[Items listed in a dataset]
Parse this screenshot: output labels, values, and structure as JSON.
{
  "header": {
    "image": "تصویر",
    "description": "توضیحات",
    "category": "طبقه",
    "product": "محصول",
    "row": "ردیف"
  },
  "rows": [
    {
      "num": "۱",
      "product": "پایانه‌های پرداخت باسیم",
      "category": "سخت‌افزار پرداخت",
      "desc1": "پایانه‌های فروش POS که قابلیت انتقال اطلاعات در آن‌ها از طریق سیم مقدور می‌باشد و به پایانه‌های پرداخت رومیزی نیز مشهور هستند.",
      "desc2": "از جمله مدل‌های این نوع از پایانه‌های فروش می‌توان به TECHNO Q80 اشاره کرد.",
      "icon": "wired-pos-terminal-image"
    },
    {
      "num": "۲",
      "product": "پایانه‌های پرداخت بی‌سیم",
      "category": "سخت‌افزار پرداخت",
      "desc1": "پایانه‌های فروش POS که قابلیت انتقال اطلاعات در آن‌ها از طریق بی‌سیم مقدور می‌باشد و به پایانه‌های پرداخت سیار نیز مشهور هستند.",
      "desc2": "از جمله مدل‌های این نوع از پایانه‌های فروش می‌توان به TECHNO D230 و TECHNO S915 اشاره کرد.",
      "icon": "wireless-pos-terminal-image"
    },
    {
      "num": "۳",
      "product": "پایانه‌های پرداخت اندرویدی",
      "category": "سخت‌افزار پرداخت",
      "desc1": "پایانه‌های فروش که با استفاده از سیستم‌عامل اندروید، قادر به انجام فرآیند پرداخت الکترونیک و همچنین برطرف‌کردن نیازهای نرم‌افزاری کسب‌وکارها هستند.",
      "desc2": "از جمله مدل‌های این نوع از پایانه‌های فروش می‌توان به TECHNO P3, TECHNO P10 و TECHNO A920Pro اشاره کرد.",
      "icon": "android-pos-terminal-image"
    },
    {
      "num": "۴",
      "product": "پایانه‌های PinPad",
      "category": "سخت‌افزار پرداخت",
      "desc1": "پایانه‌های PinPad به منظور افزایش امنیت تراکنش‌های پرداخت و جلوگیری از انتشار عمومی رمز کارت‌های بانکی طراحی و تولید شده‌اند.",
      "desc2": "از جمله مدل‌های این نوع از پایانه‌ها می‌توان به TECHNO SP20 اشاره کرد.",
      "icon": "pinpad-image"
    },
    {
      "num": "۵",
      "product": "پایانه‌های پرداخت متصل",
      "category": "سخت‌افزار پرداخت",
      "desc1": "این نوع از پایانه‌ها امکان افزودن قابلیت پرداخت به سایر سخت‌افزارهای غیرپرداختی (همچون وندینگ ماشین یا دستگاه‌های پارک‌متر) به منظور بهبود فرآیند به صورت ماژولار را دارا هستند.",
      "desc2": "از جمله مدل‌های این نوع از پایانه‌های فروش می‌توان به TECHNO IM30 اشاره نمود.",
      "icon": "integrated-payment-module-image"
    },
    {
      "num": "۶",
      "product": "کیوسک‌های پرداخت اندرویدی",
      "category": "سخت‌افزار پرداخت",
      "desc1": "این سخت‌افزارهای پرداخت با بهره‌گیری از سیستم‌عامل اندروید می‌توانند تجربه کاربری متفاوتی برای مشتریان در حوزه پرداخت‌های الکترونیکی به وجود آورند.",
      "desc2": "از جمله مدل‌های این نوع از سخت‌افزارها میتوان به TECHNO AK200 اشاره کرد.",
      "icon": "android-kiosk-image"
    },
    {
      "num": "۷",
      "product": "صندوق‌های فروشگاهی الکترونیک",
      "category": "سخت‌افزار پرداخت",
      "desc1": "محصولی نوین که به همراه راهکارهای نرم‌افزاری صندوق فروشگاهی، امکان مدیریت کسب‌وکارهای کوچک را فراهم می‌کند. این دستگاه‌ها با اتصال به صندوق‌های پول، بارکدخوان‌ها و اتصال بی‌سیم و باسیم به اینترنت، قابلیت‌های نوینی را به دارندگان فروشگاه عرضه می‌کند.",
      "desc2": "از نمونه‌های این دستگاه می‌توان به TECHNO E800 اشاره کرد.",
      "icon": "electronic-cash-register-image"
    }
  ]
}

**Task details:** Nothing in the data may differ; print all of it exactly as written.

**Result below:**
Parse this screenshot: output labels, values, and structure as JSON.
{
  "header": {
    "image": "تصویر",
    "description": "توضیحات",
    "category": "طبقه",
    "product": "محصول",
    "row": "ردیف"
  },
  "rows": [
    {
      "num": "۱",
      "product": "پایانه‌های پرداخت باسیم",
      "category": "سخت‌افزار پرداخت",
      "desc1": "پایانه‌های فروش POS که قابلیت انتقال اطلاعات در آن‌ها از طریق سیم مقدور می‌باشد و به پایانه‌های پرداخت رومیزی نیز مشهور هستند.",
      "desc2": "از جمله مدل‌های این نوع از پایانه‌های فروش می‌توان به TECHNO Q80 اشاره کرد.",
      "icon": "wired-pos-terminal-image"
    },
    {
      "num": "۲",
      "product": "پایانه‌های پرداخت بی‌سیم",
      "category": "سخت‌افزار پرداخت",
      "desc1": "پایانه‌های فروش POS که قابلیت انتقال اطلاعات در آن‌ها از طریق بی‌سیم مقدور می‌باشد و به پایانه‌های پرداخت سیار نیز مشهور هستند.",
      "desc2": "از جمله مدل‌های این نوع از پایانه‌های فروش می‌توان به TECHNO D230 و TECHNO S915 اشاره کرد.",
      "icon": "wireless-pos-terminal-image"
    },
    {
      "num": "۳",
      "product": "پایانه‌های پرداخت اندرویدی",
      "category": "سخت‌افزار پرداخت",
      "desc1": "پایانه‌های فروش که با استفاده از سیستم‌عامل اندروید، قادر به انجام فرآیند پرداخت الکترونیک و همچنین برطرف‌کردن نیازهای نرم‌افزاری کسب‌وکارها هستند.",
      "desc2": "از جمله مدل‌های این نوع از پایانه‌های فروش می‌توان به TECHNO P3, TECHNO P10 و TECHNO A920Pro اشاره کرد.",
      "icon": "android-pos-terminal-image"
    },
    {
      "num": "۴",
      "product": "پایانه‌های PinPad",
      "category": "سخت‌افزار پرداخت",
      "desc1": "پایانه‌های PinPad به منظور افزایش امنیت تراکنش‌های پرداخت و جلوگیری از انتشار عمومی رمز کارت‌های بانکی طراحی و تولید شده‌اند.",
      "desc2": "از جمله مدل‌های این نوع از پایانه‌ها می‌توان به TECHNO SP20 اشاره کرد.",
      "icon": "pinpad-image"
    },
    {
      "num": "۵",
      "product": "پایانه‌های پرداخت متصل",
      "category": "سخت‌افزار پرداخت",
      "desc1": "این نوع از پایانه‌ها امکان افزودن قابلیت پرداخت به سایر سخت‌افزارهای غیرپرداختی (همچون وندینگ ماشین یا دستگاه‌های پارک‌متر) به منظور بهبود فرآیند به صورت ماژولار را دارا هستند.",
      "desc2": "از جمله مدل‌های این نوع از پایانه‌های فروش می‌توان به TECHNO IM30 اشاره نمود.",
      "icon": "integrated-payment-module-image"
    },
    {
      "num": "۶",
      "product": "کیوسک‌های پرداخت اندرویدی",
      "category": "سخت‌افزار پرداخت",
      "desc1": "این سخت‌افزارهای پرداخت با بهره‌گیری از سیستم‌عامل اندروید می‌توانند تجربه کاربری متفاوتی برای مشتریان در حوزه پرداخت‌های الکترونیکی به وجود آورند.",
      "desc2": "از جمله مدل‌های این نوع از سخت‌افزارها میتوان به TECHNO AK200 اشاره کرد.",
      "icon": "android-kiosk-image"
    },
    {
      "num": "۷",
      "product": "صندوق‌های فروشگاهی الکترونیک",
      "category": "سخت‌افزار پرداخت",
      "desc1": "محصولی نوین که به همراه راهکارهای نرم‌افزاری صندوق فروشگاهی، امکان مدیریت کسب‌وکارهای کوچک را فراهم می‌کند. این دستگاه‌ها با اتصال به صندوق‌های پول، بارکدخوان‌ها و اتصال بی‌سیم و باسیم به اینترنت، قابلیت‌های نوینی را به دارندگان فروشگاه عرضه می‌کند.",
      "desc2": "از نمونه‌های این دستگاه می‌توان به TECHNO E800 اشاره کرد.",
      "icon": "electronic-cash-register-image"
    }
  ]
}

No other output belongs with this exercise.